═══ STORED DATA ═══

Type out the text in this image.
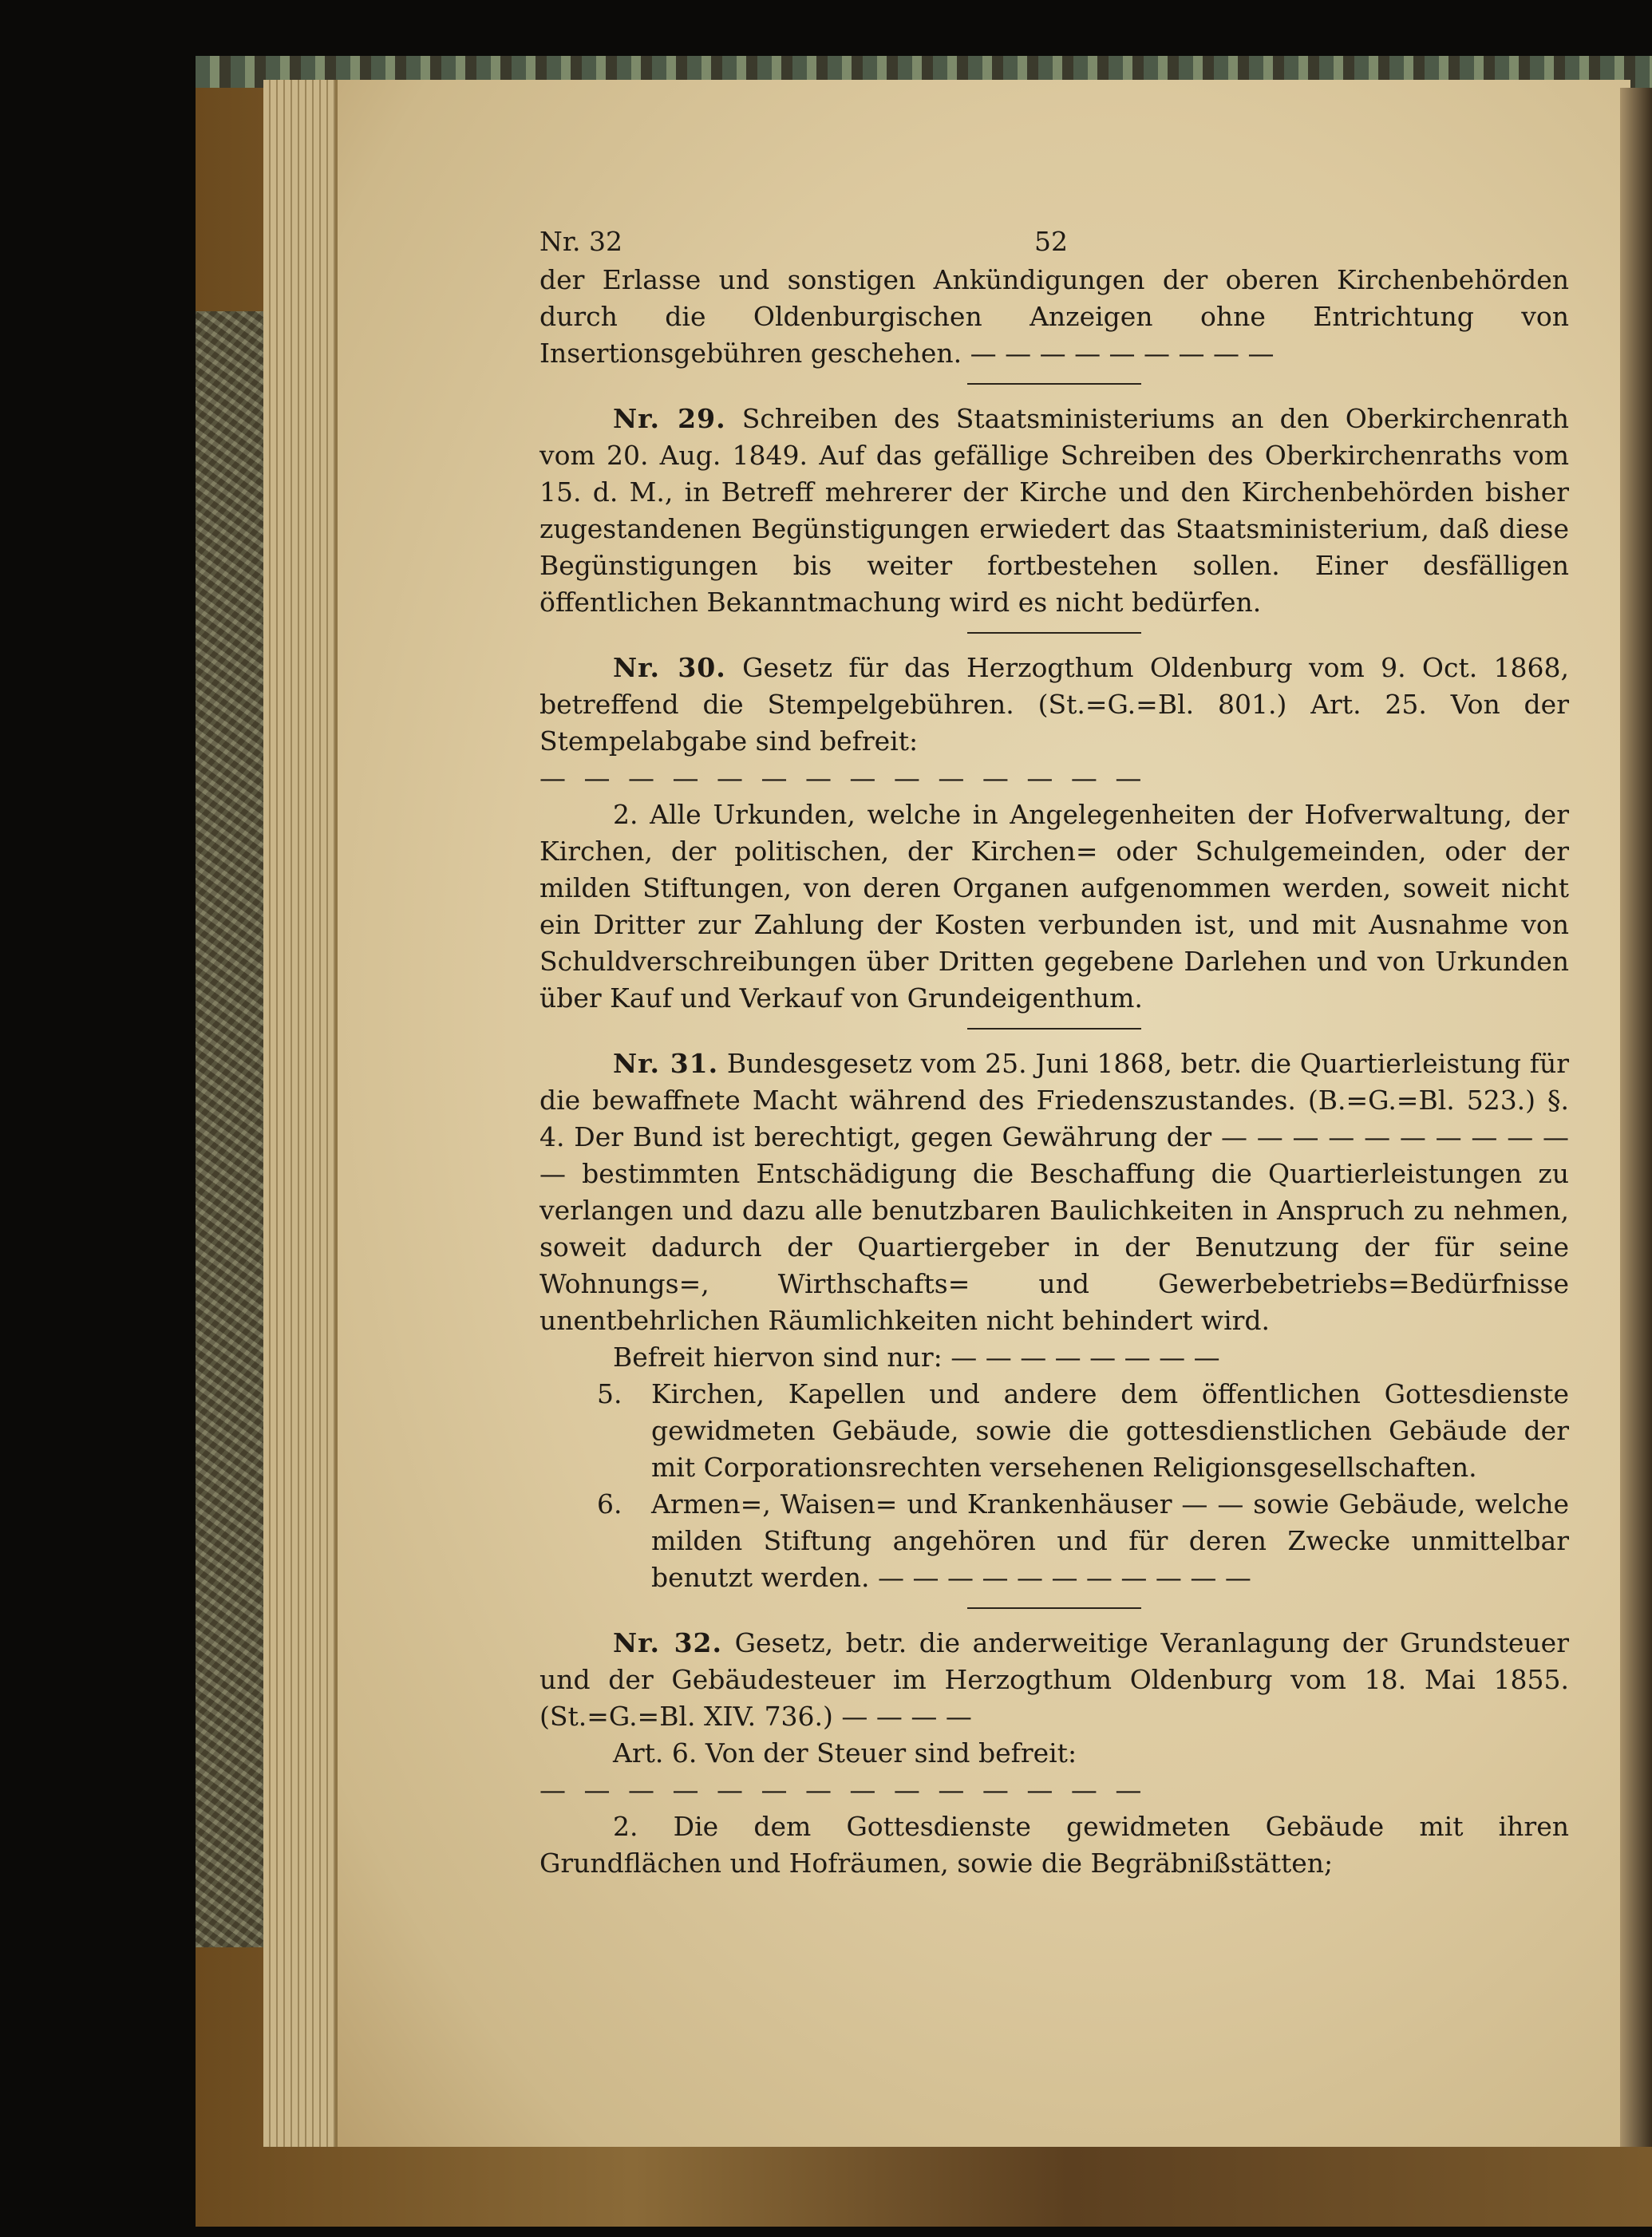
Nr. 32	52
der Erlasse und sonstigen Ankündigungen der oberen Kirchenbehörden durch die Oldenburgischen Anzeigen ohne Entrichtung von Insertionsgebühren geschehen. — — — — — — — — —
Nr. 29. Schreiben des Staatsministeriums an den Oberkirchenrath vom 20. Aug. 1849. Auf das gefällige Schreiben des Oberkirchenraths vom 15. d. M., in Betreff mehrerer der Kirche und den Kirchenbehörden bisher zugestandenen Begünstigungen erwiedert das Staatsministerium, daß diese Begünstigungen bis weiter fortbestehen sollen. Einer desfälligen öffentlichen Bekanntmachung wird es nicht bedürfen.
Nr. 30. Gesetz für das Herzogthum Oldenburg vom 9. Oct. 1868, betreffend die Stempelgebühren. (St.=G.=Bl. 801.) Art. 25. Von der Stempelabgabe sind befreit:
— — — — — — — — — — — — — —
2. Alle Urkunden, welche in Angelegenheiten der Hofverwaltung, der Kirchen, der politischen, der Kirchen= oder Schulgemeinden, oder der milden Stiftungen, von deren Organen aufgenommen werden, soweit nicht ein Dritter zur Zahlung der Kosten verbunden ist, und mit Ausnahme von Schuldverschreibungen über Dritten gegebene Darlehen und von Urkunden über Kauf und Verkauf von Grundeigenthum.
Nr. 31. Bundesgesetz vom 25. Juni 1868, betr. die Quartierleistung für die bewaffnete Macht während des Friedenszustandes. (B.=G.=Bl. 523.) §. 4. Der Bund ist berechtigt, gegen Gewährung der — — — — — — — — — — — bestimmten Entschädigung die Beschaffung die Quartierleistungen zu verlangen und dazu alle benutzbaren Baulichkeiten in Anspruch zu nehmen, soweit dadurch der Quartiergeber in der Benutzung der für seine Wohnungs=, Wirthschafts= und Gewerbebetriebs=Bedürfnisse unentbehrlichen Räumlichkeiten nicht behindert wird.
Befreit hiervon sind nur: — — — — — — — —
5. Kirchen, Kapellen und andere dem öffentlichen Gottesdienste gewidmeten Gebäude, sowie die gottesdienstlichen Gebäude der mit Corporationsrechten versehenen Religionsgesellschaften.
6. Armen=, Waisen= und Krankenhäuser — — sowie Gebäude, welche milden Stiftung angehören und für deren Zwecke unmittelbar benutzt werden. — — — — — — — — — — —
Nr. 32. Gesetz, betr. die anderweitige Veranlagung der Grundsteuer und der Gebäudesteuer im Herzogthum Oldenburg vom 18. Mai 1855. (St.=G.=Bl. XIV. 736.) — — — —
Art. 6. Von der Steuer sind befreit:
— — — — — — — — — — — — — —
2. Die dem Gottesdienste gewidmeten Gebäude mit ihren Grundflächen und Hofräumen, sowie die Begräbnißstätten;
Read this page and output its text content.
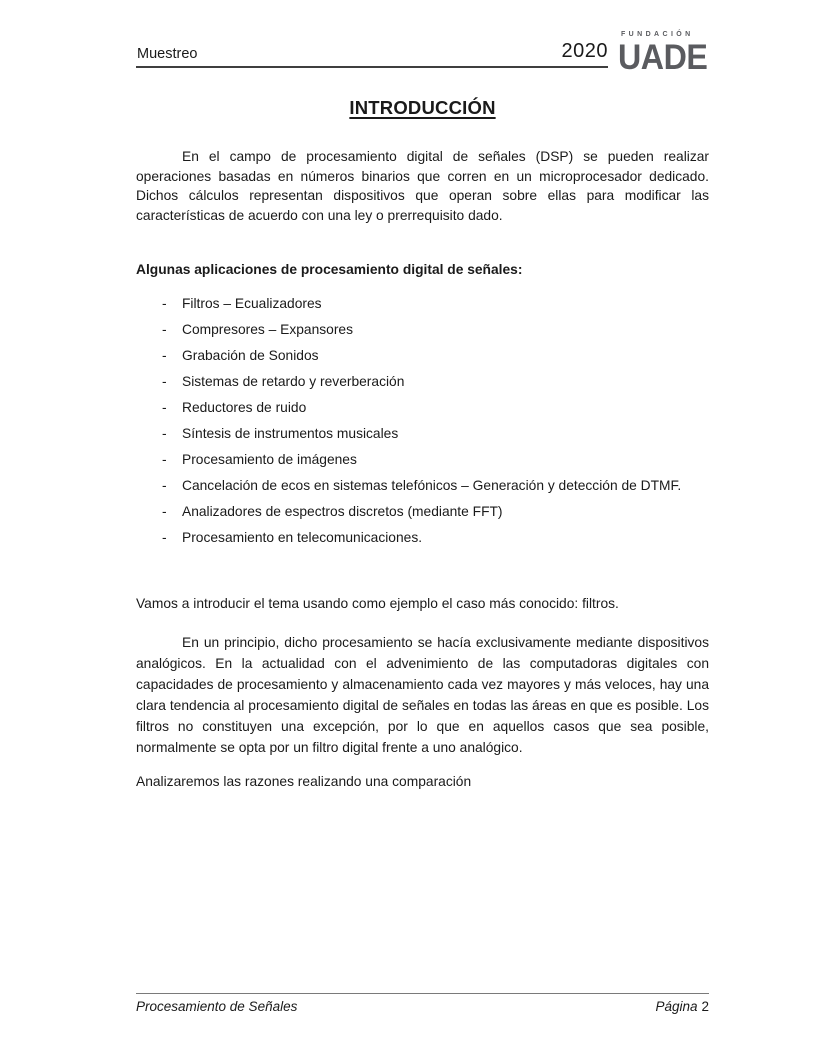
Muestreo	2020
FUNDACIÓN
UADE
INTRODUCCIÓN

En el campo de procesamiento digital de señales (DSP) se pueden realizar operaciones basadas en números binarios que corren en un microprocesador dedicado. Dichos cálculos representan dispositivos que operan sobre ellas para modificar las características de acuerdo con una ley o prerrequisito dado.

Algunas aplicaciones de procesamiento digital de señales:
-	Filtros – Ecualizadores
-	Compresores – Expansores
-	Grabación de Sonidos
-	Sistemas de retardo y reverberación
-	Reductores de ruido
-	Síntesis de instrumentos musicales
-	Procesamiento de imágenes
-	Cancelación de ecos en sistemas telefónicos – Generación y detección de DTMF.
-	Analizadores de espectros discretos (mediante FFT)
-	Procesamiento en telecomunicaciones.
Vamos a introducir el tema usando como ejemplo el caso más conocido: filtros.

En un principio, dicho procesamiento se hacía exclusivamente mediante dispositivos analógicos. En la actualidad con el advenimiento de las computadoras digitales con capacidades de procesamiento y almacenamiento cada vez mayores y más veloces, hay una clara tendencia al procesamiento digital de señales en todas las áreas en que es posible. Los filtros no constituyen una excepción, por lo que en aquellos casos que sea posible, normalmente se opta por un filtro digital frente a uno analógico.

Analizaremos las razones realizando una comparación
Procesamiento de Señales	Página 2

═══

REQUIRED ACTION: Only the wording of the records is wanted: copy it all exactly and omit the pictures.

SOLUTION TO THIS EXERCISE:
Type out the text in this image.
Nr. 32	52
der Erlasse und sonstigen Ankündigungen der oberen Kirchenbehörden durch die Oldenburgischen Anzeigen ohne Entrichtung von Insertionsgebühren geschehen. — — — — — — — — —
Nr. 29. Schreiben des Staatsministeriums an den Oberkirchenrath vom 20. Aug. 1849. Auf das gefällige Schreiben des Oberkirchenraths vom 15. d. M., in Betreff mehrerer der Kirche und den Kirchenbehörden bisher zugestandenen Begünstigungen erwiedert das Staatsministerium, daß diese Begünstigungen bis weiter fortbestehen sollen. Einer desfälligen öffentlichen Bekanntmachung wird es nicht bedürfen.
Nr. 30. Gesetz für das Herzogthum Oldenburg vom 9. Oct. 1868, betreffend die Stempelgebühren. (St.=G.=Bl. 801.) Art. 25. Von der Stempelabgabe sind befreit:
— — — — — — — — — — — — — —
2. Alle Urkunden, welche in Angelegenheiten der Hofverwaltung, der Kirchen, der politischen, der Kirchen= oder Schulgemeinden, oder der milden Stiftungen, von deren Organen aufgenommen werden, soweit nicht ein Dritter zur Zahlung der Kosten verbunden ist, und mit Ausnahme von Schuldverschreibungen über Dritten gegebene Darlehen und von Urkunden über Kauf und Verkauf von Grundeigenthum.
Nr. 31. Bundesgesetz vom 25. Juni 1868, betr. die Quartierleistung für die bewaffnete Macht während des Friedenszustandes. (B.=G.=Bl. 523.) §. 4. Der Bund ist berechtigt, gegen Gewährung der — — — — — — — — — — — bestimmten Entschädigung die Beschaffung die Quartierleistungen zu verlangen und dazu alle benutzbaren Baulichkeiten in Anspruch zu nehmen, soweit dadurch der Quartiergeber in der Benutzung der für seine Wohnungs=, Wirthschafts= und Gewerbebetriebs=Bedürfnisse unentbehrlichen Räumlichkeiten nicht behindert wird.
Befreit hiervon sind nur: — — — — — — — —
5. Kirchen, Kapellen und andere dem öffentlichen Gottesdienste gewidmeten Gebäude, sowie die gottesdienstlichen Gebäude der mit Corporationsrechten versehenen Religionsgesellschaften.
6. Armen=, Waisen= und Krankenhäuser — — sowie Gebäude, welche milden Stiftung angehören und für deren Zwecke unmittelbar benutzt werden. — — — — — — — — — — —
Nr. 32. Gesetz, betr. die anderweitige Veranlagung der Grundsteuer und der Gebäudesteuer im Herzogthum Oldenburg vom 18. Mai 1855. (St.=G.=Bl. XIV. 736.) — — — —
Art. 6. Von der Steuer sind befreit:
— — — — — — — — — — — — — —
2. Die dem Gottesdienste gewidmeten Gebäude mit ihren Grundflächen und Hofräumen, sowie die Begräbnißstätten;
Read this page and output its text content.
Muestreo	2020
FUNDACIÓN
UADE
INTRODUCCIÓN

En el campo de procesamiento digital de señales (DSP) se pueden realizar operaciones basadas en números binarios que corren en un microprocesador dedicado. Dichos cálculos representan dispositivos que operan sobre ellas para modificar las características de acuerdo con una ley o prerrequisito dado.

Algunas aplicaciones de procesamiento digital de señales:
-	Filtros – Ecualizadores
-	Compresores – Expansores
-	Grabación de Sonidos
-	Sistemas de retardo y reverberación
-	Reductores de ruido
-	Síntesis de instrumentos musicales
-	Procesamiento de imágenes
-	Cancelación de ecos en sistemas telefónicos – Generación y detección de DTMF.
-	Analizadores de espectros discretos (mediante FFT)
-	Procesamiento en telecomunicaciones.
Vamos a introducir el tema usando como ejemplo el caso más conocido: filtros.

En un principio, dicho procesamiento se hacía exclusivamente mediante dispositivos analógicos. En la actualidad con el advenimiento de las computadoras digitales con capacidades de procesamiento y almacenamiento cada vez mayores y más veloces, hay una clara tendencia al procesamiento digital de señales en todas las áreas en que es posible. Los filtros no constituyen una excepción, por lo que en aquellos casos que sea posible, normalmente se opta por un filtro digital frente a uno analógico.

Analizaremos las razones realizando una comparación
Procesamiento de Señales	Página 2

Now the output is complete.